[Collected data entries]
>>

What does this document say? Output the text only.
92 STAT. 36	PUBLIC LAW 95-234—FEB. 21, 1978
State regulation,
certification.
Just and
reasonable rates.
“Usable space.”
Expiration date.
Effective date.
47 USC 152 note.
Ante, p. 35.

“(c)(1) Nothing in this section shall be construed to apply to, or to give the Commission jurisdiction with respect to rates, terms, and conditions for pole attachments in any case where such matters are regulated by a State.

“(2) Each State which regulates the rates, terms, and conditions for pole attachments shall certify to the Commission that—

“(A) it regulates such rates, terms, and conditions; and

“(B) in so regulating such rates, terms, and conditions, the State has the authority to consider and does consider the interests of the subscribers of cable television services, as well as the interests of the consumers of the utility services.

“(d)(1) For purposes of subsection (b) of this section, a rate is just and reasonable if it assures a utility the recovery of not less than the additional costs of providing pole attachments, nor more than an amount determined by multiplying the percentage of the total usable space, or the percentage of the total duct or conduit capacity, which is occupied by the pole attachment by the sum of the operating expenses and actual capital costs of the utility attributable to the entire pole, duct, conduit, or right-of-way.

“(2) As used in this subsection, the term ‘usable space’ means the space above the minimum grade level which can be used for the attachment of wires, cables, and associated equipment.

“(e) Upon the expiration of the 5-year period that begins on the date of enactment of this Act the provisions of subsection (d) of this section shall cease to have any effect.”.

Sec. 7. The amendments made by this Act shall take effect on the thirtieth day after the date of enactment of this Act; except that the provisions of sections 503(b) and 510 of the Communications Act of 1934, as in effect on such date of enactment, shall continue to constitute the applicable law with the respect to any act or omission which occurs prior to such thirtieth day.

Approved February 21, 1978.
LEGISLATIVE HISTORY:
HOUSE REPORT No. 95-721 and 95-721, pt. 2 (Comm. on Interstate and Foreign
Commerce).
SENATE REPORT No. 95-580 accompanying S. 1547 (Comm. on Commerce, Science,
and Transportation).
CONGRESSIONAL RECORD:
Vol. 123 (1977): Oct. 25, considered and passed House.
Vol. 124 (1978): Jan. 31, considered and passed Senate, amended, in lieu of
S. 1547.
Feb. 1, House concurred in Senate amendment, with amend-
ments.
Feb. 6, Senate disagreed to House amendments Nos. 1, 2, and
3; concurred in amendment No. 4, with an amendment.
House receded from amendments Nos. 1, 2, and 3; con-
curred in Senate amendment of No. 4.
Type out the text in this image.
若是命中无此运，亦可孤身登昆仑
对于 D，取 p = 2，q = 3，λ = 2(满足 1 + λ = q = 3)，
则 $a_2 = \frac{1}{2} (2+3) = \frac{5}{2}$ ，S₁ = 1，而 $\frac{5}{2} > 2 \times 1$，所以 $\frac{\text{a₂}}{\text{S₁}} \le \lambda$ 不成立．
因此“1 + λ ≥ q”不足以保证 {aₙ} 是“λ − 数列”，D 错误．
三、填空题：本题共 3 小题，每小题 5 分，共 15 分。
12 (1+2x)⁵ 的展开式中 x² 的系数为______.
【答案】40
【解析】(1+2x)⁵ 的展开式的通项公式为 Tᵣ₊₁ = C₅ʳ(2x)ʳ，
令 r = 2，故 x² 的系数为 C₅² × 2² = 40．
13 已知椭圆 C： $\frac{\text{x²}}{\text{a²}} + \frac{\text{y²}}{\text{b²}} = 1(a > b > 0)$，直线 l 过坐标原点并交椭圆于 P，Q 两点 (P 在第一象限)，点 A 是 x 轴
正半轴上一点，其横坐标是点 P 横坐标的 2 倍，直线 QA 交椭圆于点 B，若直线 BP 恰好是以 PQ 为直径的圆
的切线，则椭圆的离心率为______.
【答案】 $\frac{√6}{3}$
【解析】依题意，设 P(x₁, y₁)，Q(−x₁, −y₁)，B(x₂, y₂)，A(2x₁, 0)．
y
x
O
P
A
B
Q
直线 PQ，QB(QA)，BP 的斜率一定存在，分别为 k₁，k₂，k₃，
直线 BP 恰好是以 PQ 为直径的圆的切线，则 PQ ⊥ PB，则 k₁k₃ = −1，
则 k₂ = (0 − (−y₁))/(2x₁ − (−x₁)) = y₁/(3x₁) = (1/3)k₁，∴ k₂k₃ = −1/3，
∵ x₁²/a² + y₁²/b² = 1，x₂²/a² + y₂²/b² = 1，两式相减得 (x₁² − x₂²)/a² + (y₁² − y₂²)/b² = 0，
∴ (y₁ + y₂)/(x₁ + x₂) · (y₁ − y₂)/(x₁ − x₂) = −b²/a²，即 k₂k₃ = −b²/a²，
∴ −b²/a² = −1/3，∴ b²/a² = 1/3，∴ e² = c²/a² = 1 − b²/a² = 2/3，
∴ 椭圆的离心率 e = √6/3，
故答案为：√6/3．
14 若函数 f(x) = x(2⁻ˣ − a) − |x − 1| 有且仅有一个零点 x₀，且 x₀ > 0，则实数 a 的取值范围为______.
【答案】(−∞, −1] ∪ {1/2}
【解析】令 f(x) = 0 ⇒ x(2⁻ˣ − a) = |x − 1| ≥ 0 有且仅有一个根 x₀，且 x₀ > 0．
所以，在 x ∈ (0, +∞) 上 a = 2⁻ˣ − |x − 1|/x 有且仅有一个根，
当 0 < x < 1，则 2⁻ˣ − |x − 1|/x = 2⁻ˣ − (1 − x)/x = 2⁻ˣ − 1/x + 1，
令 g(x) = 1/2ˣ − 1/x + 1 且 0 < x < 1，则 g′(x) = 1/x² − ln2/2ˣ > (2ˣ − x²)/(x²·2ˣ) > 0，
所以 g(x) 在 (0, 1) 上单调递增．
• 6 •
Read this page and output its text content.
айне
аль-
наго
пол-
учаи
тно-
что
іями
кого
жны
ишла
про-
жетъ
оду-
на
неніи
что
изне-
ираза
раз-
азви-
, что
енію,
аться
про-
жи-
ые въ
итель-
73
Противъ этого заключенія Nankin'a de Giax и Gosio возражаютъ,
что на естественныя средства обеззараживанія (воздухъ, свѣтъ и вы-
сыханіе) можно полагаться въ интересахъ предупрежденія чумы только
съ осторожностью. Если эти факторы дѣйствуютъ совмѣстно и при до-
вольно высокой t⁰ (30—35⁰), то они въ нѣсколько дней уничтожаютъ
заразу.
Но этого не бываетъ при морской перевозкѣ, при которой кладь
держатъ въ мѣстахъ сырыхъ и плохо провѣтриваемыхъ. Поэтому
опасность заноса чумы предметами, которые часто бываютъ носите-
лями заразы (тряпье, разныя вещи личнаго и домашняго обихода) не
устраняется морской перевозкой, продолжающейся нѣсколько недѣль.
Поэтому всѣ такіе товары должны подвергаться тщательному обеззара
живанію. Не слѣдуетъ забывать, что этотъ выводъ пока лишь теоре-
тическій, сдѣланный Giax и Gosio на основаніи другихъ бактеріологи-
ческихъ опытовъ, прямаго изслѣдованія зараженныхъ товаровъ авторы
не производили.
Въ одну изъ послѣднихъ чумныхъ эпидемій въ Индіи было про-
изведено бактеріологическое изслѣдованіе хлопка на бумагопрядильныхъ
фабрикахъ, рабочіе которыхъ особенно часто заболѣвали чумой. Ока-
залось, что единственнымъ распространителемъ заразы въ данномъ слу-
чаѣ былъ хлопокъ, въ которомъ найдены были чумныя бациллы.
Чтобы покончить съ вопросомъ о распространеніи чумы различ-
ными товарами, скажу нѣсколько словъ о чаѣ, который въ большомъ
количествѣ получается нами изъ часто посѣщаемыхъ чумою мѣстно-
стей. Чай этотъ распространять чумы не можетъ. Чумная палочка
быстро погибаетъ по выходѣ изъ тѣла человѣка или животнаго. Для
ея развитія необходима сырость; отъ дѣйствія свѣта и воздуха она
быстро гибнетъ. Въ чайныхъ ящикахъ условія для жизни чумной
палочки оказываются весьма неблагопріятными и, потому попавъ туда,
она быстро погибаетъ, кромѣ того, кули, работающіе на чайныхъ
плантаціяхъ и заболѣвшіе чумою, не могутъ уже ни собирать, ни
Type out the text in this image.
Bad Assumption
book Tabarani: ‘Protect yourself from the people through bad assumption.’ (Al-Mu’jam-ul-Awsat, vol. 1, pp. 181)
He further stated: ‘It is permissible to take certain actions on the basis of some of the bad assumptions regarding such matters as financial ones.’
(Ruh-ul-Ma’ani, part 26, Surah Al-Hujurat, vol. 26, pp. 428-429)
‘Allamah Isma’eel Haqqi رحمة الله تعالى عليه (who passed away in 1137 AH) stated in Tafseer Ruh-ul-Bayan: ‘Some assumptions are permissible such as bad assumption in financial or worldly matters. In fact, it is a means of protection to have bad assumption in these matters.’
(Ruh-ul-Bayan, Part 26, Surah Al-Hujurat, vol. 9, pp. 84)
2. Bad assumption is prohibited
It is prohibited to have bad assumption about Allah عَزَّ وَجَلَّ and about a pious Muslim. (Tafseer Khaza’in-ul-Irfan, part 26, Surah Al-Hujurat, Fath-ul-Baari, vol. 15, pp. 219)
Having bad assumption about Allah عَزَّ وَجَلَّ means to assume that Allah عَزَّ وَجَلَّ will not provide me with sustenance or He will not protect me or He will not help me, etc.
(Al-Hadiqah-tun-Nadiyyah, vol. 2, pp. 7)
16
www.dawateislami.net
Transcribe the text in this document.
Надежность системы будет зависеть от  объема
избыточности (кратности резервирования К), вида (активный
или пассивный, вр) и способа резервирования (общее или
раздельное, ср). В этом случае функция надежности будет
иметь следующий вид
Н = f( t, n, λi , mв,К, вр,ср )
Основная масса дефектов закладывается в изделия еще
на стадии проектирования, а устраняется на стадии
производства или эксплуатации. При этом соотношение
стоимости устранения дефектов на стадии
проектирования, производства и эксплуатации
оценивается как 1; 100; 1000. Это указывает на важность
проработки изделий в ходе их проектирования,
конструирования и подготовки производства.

<<

_Task details:_ Copy out every line in the listing where the word "резервирования" appears.

_Solution to this problem:_
избыточности (кратности резервирования К), вида (активный
или пассивный, вр) и способа резервирования (общее или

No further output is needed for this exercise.